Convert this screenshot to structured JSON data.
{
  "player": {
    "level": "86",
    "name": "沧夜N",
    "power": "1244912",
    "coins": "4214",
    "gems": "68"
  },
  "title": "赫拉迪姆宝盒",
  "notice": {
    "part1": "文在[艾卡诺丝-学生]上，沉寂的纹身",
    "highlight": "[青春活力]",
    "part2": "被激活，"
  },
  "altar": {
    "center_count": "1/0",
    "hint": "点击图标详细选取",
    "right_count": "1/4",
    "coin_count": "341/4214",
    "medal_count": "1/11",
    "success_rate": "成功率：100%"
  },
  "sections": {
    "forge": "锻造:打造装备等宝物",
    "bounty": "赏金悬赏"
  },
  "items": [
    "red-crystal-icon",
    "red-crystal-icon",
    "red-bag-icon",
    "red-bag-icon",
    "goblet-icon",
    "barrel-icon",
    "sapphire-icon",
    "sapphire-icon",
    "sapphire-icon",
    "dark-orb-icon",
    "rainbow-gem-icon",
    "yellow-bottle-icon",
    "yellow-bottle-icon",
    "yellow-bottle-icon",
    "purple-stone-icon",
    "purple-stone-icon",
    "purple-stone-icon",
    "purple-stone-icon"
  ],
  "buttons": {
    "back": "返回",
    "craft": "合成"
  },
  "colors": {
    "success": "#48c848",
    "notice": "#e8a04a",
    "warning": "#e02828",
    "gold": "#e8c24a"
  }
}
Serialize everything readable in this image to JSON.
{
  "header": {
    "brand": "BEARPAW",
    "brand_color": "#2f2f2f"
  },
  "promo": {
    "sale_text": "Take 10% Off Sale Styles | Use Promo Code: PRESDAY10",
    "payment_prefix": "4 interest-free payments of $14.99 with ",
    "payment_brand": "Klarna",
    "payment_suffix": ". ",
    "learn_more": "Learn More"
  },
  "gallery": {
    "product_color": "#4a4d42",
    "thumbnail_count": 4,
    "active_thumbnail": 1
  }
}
_ _ _ _ _ _ _
§ EXERCISE TASK
Copy out the full listing exactly.

§ ANSWER FOR THIS EXERCISE
Convert this screenshot to structured JSON data.
{
  "player": {
    "level": "86",
    "name": "沧夜N",
    "power": "1244912",
    "coins": "4214",
    "gems": "68"
  },
  "title": "赫拉迪姆宝盒",
  "notice": {
    "part1": "文在[艾卡诺丝-学生]上，沉寂的纹身",
    "highlight": "[青春活力]",
    "part2": "被激活，"
  },
  "altar": {
    "center_count": "1/0",
    "hint": "点击图标详细选取",
    "right_count": "1/4",
    "coin_count": "341/4214",
    "medal_count": "1/11",
    "success_rate": "成功率：100%"
  },
  "sections": {
    "forge": "锻造:打造装备等宝物",
    "bounty": "赏金悬赏"
  },
  "items": [
    "red-crystal-icon",
    "red-crystal-icon",
    "red-bag-icon",
    "red-bag-icon",
    "goblet-icon",
    "barrel-icon",
    "sapphire-icon",
    "sapphire-icon",
    "sapphire-icon",
    "dark-orb-icon",
    "rainbow-gem-icon",
    "yellow-bottle-icon",
    "yellow-bottle-icon",
    "yellow-bottle-icon",
    "purple-stone-icon",
    "purple-stone-icon",
    "purple-stone-icon",
    "purple-stone-icon"
  ],
  "buttons": {
    "back": "返回",
    "craft": "合成"
  },
  "colors": {
    "success": "#48c848",
    "notice": "#e8a04a",
    "warning": "#e02828",
    "gold": "#e8c24a"
  }
}
Serialize everything readable in this image to JSON.
{
  "header": {
    "brand": "BEARPAW",
    "brand_color": "#2f2f2f"
  },
  "promo": {
    "sale_text": "Take 10% Off Sale Styles | Use Promo Code: PRESDAY10",
    "payment_prefix": "4 interest-free payments of $14.99 with ",
    "payment_brand": "Klarna",
    "payment_suffix": ". ",
    "learn_more": "Learn More"
  },
  "gallery": {
    "product_color": "#4a4d42",
    "thumbnail_count": 4,
    "active_thumbnail": 1
  }
}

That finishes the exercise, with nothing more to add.